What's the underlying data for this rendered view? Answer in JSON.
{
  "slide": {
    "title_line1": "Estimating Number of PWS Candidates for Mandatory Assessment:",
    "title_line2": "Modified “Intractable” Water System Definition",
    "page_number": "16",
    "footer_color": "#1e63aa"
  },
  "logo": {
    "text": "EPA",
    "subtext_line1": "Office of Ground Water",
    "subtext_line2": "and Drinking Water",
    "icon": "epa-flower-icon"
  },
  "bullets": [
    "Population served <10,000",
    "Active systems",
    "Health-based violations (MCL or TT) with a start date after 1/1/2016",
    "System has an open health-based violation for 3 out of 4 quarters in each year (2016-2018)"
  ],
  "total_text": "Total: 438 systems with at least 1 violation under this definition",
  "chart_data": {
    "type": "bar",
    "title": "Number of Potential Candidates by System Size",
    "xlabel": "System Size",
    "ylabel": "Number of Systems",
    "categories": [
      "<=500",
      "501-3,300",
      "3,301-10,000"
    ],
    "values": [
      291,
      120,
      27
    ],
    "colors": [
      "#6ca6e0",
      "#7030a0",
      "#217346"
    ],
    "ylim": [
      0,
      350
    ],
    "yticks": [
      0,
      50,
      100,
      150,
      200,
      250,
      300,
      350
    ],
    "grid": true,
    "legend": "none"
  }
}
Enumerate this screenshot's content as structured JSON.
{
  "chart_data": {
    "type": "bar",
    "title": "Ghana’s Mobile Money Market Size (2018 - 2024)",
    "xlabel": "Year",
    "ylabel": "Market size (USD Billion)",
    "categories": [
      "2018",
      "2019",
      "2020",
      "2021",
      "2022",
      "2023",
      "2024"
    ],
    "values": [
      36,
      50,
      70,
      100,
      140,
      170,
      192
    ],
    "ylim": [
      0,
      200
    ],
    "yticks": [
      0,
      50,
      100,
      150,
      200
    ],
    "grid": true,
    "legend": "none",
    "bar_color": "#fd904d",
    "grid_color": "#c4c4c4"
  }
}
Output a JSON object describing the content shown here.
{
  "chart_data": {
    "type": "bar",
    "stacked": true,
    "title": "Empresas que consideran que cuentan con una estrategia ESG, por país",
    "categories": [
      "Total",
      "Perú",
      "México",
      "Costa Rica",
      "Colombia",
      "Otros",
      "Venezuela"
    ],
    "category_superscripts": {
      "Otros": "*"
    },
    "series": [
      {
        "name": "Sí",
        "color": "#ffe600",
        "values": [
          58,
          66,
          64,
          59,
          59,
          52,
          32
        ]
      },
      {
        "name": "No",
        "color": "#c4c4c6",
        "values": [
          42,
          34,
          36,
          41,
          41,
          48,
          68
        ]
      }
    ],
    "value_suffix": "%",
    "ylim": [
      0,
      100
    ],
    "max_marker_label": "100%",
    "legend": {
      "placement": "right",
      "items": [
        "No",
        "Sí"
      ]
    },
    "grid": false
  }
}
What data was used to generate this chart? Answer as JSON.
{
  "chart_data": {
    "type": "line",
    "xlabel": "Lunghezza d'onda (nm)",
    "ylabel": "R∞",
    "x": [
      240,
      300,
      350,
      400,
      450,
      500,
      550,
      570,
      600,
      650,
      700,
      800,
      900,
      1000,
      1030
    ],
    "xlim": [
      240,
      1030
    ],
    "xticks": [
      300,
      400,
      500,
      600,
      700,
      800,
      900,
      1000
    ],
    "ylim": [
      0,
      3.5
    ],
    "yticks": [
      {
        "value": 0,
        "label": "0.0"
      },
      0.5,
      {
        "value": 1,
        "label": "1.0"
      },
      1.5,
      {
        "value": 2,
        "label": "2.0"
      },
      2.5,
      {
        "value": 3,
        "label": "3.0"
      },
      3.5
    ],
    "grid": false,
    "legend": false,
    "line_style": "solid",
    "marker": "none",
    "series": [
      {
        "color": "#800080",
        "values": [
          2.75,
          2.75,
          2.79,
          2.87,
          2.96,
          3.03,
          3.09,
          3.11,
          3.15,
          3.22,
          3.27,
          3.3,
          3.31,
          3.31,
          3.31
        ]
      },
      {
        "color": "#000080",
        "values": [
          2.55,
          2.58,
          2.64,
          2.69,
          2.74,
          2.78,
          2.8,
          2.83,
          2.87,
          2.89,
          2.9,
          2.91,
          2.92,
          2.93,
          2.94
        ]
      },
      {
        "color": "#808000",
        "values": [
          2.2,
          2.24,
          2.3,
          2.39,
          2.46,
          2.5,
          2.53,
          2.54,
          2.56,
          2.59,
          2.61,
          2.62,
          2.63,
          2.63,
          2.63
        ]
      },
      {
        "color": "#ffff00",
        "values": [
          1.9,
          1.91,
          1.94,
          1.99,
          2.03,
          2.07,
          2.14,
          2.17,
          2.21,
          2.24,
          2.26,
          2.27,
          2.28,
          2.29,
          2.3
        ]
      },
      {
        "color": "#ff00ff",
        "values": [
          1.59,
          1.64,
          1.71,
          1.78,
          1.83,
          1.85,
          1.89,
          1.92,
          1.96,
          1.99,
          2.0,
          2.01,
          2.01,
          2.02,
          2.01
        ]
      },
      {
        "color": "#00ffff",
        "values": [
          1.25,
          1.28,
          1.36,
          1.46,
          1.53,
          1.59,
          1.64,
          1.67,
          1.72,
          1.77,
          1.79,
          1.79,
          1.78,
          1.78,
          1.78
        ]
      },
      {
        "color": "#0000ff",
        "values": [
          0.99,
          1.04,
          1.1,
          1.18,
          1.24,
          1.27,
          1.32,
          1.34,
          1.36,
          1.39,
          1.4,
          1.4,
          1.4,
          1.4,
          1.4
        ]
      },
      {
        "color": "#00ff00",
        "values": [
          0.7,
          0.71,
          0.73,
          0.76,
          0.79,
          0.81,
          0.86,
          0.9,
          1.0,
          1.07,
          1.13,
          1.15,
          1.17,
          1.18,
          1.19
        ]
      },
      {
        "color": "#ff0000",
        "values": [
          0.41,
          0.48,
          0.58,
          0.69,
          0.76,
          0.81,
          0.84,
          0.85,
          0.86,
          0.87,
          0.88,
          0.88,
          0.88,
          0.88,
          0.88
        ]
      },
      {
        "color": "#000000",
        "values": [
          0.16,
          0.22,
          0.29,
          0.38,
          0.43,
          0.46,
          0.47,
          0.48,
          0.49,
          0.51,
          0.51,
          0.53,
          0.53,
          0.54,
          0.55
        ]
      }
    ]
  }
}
--------------------
• _Task prompt_
Reproduce the material above, every line of it, exactly.

• _Worked solution_
What's the underlying data for this rendered view? Answer in JSON.
{
  "slide": {
    "title_line1": "Estimating Number of PWS Candidates for Mandatory Assessment:",
    "title_line2": "Modified “Intractable” Water System Definition",
    "page_number": "16",
    "footer_color": "#1e63aa"
  },
  "logo": {
    "text": "EPA",
    "subtext_line1": "Office of Ground Water",
    "subtext_line2": "and Drinking Water",
    "icon": "epa-flower-icon"
  },
  "bullets": [
    "Population served <10,000",
    "Active systems",
    "Health-based violations (MCL or TT) with a start date after 1/1/2016",
    "System has an open health-based violation for 3 out of 4 quarters in each year (2016-2018)"
  ],
  "total_text": "Total: 438 systems with at least 1 violation under this definition",
  "chart_data": {
    "type": "bar",
    "title": "Number of Potential Candidates by System Size",
    "xlabel": "System Size",
    "ylabel": "Number of Systems",
    "categories": [
      "<=500",
      "501-3,300",
      "3,301-10,000"
    ],
    "values": [
      291,
      120,
      27
    ],
    "colors": [
      "#6ca6e0",
      "#7030a0",
      "#217346"
    ],
    "ylim": [
      0,
      350
    ],
    "yticks": [
      0,
      50,
      100,
      150,
      200,
      250,
      300,
      350
    ],
    "grid": true,
    "legend": "none"
  }
}
Enumerate this screenshot's content as structured JSON.
{
  "chart_data": {
    "type": "bar",
    "title": "Ghana’s Mobile Money Market Size (2018 - 2024)",
    "xlabel": "Year",
    "ylabel": "Market size (USD Billion)",
    "categories": [
      "2018",
      "2019",
      "2020",
      "2021",
      "2022",
      "2023",
      "2024"
    ],
    "values": [
      36,
      50,
      70,
      100,
      140,
      170,
      192
    ],
    "ylim": [
      0,
      200
    ],
    "yticks": [
      0,
      50,
      100,
      150,
      200
    ],
    "grid": true,
    "legend": "none",
    "bar_color": "#fd904d",
    "grid_color": "#c4c4c4"
  }
}
Output a JSON object describing the content shown here.
{
  "chart_data": {
    "type": "bar",
    "stacked": true,
    "title": "Empresas que consideran que cuentan con una estrategia ESG, por país",
    "categories": [
      "Total",
      "Perú",
      "México",
      "Costa Rica",
      "Colombia",
      "Otros",
      "Venezuela"
    ],
    "category_superscripts": {
      "Otros": "*"
    },
    "series": [
      {
        "name": "Sí",
        "color": "#ffe600",
        "values": [
          58,
          66,
          64,
          59,
          59,
          52,
          32
        ]
      },
      {
        "name": "No",
        "color": "#c4c4c6",
        "values": [
          42,
          34,
          36,
          41,
          41,
          48,
          68
        ]
      }
    ],
    "value_suffix": "%",
    "ylim": [
      0,
      100
    ],
    "max_marker_label": "100%",
    "legend": {
      "placement": "right",
      "items": [
        "No",
        "Sí"
      ]
    },
    "grid": false
  }
}
What data was used to generate this chart? Answer as JSON.
{
  "chart_data": {
    "type": "line",
    "xlabel": "Lunghezza d'onda (nm)",
    "ylabel": "R∞",
    "x": [
      240,
      300,
      350,
      400,
      450,
      500,
      550,
      570,
      600,
      650,
      700,
      800,
      900,
      1000,
      1030
    ],
    "xlim": [
      240,
      1030
    ],
    "xticks": [
      300,
      400,
      500,
      600,
      700,
      800,
      900,
      1000
    ],
    "ylim": [
      0,
      3.5
    ],
    "yticks": [
      {
        "value": 0,
        "label": "0.0"
      },
      0.5,
      {
        "value": 1,
        "label": "1.0"
      },
      1.5,
      {
        "value": 2,
        "label": "2.0"
      },
      2.5,
      {
        "value": 3,
        "label": "3.0"
      },
      3.5
    ],
    "grid": false,
    "legend": false,
    "line_style": "solid",
    "marker": "none",
    "series": [
      {
        "color": "#800080",
        "values": [
          2.75,
          2.75,
          2.79,
          2.87,
          2.96,
          3.03,
          3.09,
          3.11,
          3.15,
          3.22,
          3.27,
          3.3,
          3.31,
          3.31,
          3.31
        ]
      },
      {
        "color": "#000080",
        "values": [
          2.55,
          2.58,
          2.64,
          2.69,
          2.74,
          2.78,
          2.8,
          2.83,
          2.87,
          2.89,
          2.9,
          2.91,
          2.92,
          2.93,
          2.94
        ]
      },
      {
        "color": "#808000",
        "values": [
          2.2,
          2.24,
          2.3,
          2.39,
          2.46,
          2.5,
          2.53,
          2.54,
          2.56,
          2.59,
          2.61,
          2.62,
          2.63,
          2.63,
          2.63
        ]
      },
      {
        "color": "#ffff00",
        "values": [
          1.9,
          1.91,
          1.94,
          1.99,
          2.03,
          2.07,
          2.14,
          2.17,
          2.21,
          2.24,
          2.26,
          2.27,
          2.28,
          2.29,
          2.3
        ]
      },
      {
        "color": "#ff00ff",
        "values": [
          1.59,
          1.64,
          1.71,
          1.78,
          1.83,
          1.85,
          1.89,
          1.92,
          1.96,
          1.99,
          2.0,
          2.01,
          2.01,
          2.02,
          2.01
        ]
      },
      {
        "color": "#00ffff",
        "values": [
          1.25,
          1.28,
          1.36,
          1.46,
          1.53,
          1.59,
          1.64,
          1.67,
          1.72,
          1.77,
          1.79,
          1.79,
          1.78,
          1.78,
          1.78
        ]
      },
      {
        "color": "#0000ff",
        "values": [
          0.99,
          1.04,
          1.1,
          1.18,
          1.24,
          1.27,
          1.32,
          1.34,
          1.36,
          1.39,
          1.4,
          1.4,
          1.4,
          1.4,
          1.4
        ]
      },
      {
        "color": "#00ff00",
        "values": [
          0.7,
          0.71,
          0.73,
          0.76,
          0.79,
          0.81,
          0.86,
          0.9,
          1.0,
          1.07,
          1.13,
          1.15,
          1.17,
          1.18,
          1.19
        ]
      },
      {
        "color": "#ff0000",
        "values": [
          0.41,
          0.48,
          0.58,
          0.69,
          0.76,
          0.81,
          0.84,
          0.85,
          0.86,
          0.87,
          0.88,
          0.88,
          0.88,
          0.88,
          0.88
        ]
      },
      {
        "color": "#000000",
        "values": [
          0.16,
          0.22,
          0.29,
          0.38,
          0.43,
          0.46,
          0.47,
          0.48,
          0.49,
          0.51,
          0.51,
          0.53,
          0.53,
          0.54,
          0.55
        ]
      }
    ]
  }
}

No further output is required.